_GOAL:_ Leave out the pictures and return every entry exactly as it appears.

>>>>

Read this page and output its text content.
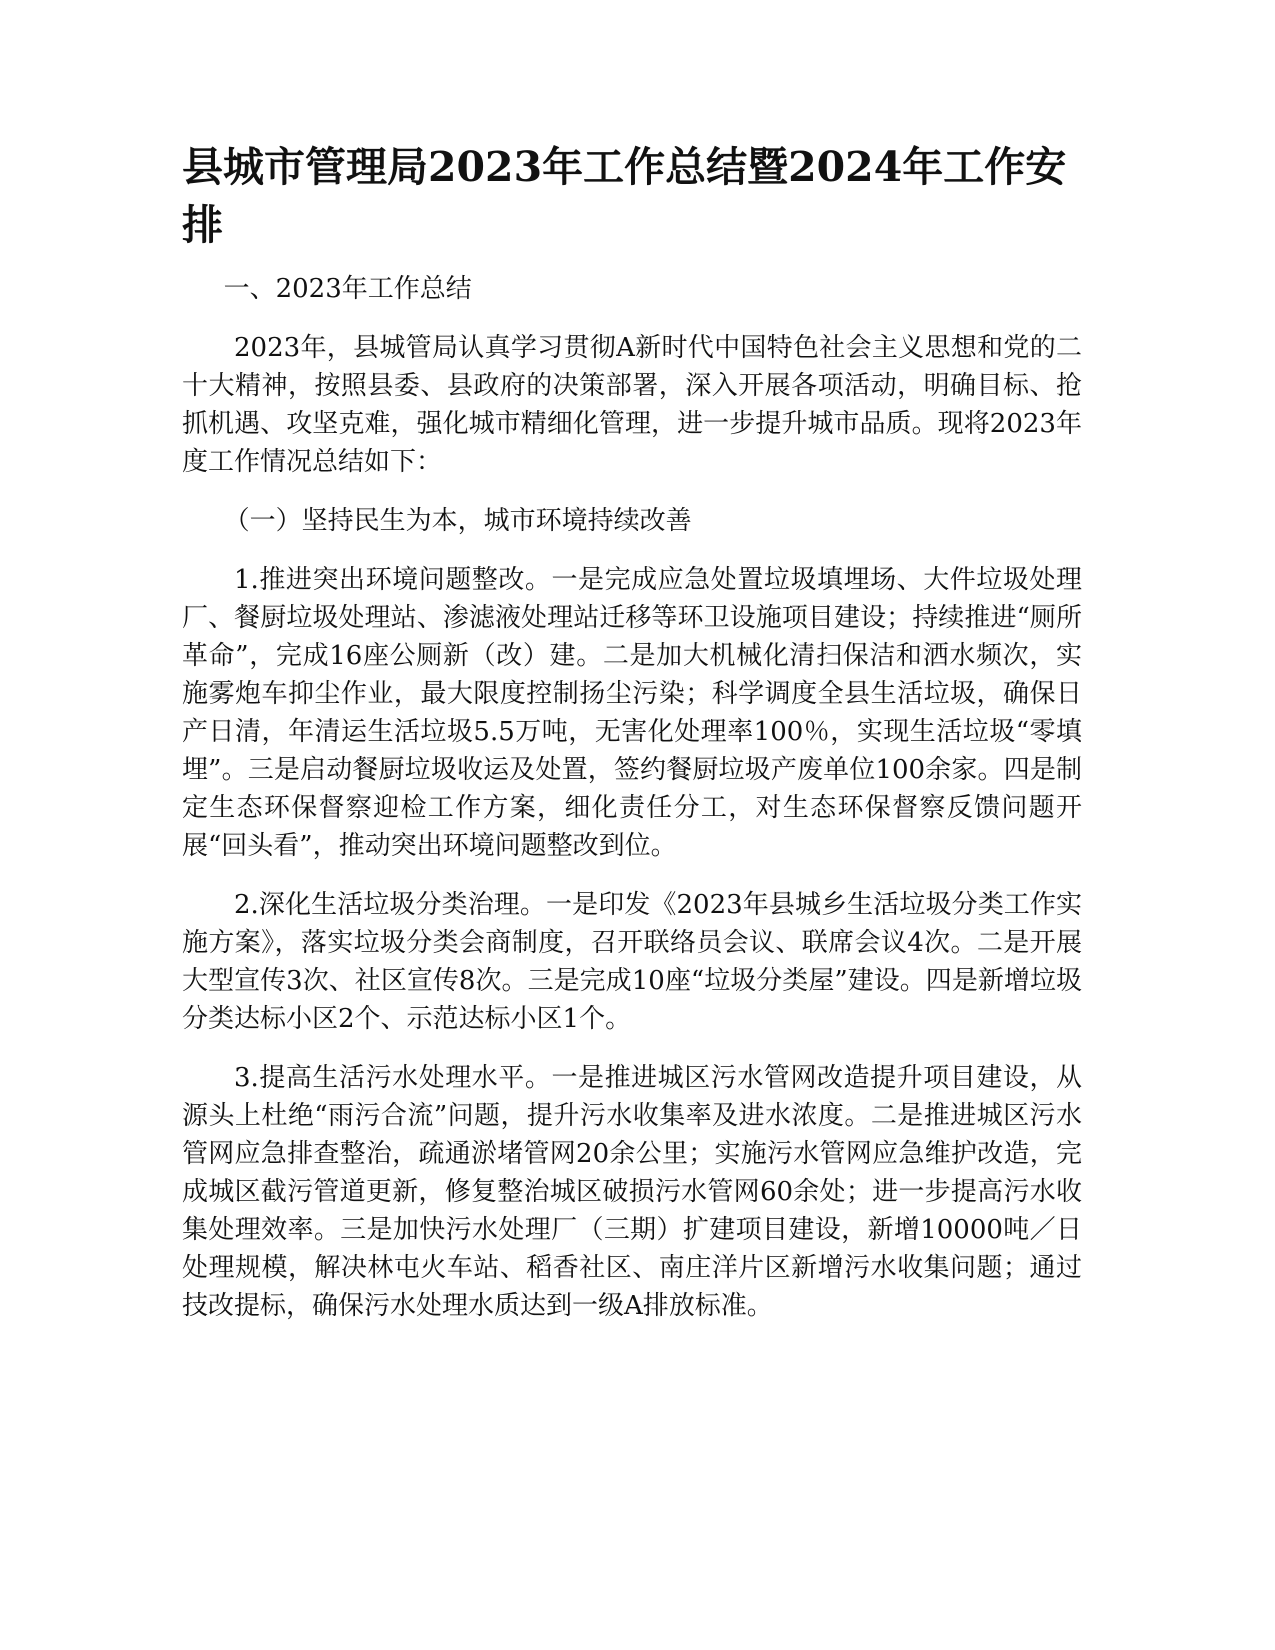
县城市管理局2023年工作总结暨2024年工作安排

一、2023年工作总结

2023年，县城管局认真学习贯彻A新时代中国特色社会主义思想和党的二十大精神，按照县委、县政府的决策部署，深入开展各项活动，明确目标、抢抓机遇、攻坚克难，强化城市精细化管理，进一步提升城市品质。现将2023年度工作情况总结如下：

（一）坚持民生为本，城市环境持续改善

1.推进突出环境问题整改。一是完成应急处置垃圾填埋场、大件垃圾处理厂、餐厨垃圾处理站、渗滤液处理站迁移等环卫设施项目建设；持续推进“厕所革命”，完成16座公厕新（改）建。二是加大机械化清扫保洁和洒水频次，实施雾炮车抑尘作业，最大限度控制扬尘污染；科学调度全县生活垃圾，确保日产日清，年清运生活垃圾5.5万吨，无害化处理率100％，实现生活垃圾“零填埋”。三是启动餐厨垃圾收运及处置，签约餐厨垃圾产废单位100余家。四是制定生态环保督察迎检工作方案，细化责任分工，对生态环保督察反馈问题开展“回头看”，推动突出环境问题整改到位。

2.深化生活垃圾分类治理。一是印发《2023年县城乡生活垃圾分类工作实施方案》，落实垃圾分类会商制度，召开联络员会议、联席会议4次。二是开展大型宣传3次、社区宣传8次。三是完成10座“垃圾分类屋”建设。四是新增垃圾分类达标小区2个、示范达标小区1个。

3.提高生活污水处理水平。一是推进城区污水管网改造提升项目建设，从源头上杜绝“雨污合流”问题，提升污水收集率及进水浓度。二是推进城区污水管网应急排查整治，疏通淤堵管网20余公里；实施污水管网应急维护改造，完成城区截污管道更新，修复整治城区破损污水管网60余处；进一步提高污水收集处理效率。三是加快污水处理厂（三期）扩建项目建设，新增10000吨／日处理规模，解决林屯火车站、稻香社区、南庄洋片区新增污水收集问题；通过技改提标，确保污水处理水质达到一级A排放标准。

<<<<

_TASK ANSWER:_
Read this page and output its text content.
县城市管理局2023年工作总结暨2024年工作安排

一、2023年工作总结

2023年，县城管局认真学习贯彻A新时代中国特色社会主义思想和党的二十大精神，按照县委、县政府的决策部署，深入开展各项活动，明确目标、抢抓机遇、攻坚克难，强化城市精细化管理，进一步提升城市品质。现将2023年度工作情况总结如下：

（一）坚持民生为本，城市环境持续改善

1.推进突出环境问题整改。一是完成应急处置垃圾填埋场、大件垃圾处理厂、餐厨垃圾处理站、渗滤液处理站迁移等环卫设施项目建设；持续推进“厕所革命”，完成16座公厕新（改）建。二是加大机械化清扫保洁和洒水频次，实施雾炮车抑尘作业，最大限度控制扬尘污染；科学调度全县生活垃圾，确保日产日清，年清运生活垃圾5.5万吨，无害化处理率100％，实现生活垃圾“零填埋”。三是启动餐厨垃圾收运及处置，签约餐厨垃圾产废单位100余家。四是制定生态环保督察迎检工作方案，细化责任分工，对生态环保督察反馈问题开展“回头看”，推动突出环境问题整改到位。

2.深化生活垃圾分类治理。一是印发《2023年县城乡生活垃圾分类工作实施方案》，落实垃圾分类会商制度，召开联络员会议、联席会议4次。二是开展大型宣传3次、社区宣传8次。三是完成10座“垃圾分类屋”建设。四是新增垃圾分类达标小区2个、示范达标小区1个。

3.提高生活污水处理水平。一是推进城区污水管网改造提升项目建设，从源头上杜绝“雨污合流”问题，提升污水收集率及进水浓度。二是推进城区污水管网应急排查整治，疏通淤堵管网20余公里；实施污水管网应急维护改造，完成城区截污管道更新，修复整治城区破损污水管网60余处；进一步提高污水收集处理效率。三是加快污水处理厂（三期）扩建项目建设，新增10000吨／日处理规模，解决林屯火车站、稻香社区、南庄洋片区新增污水收集问题；通过技改提标，确保污水处理水质达到一级A排放标准。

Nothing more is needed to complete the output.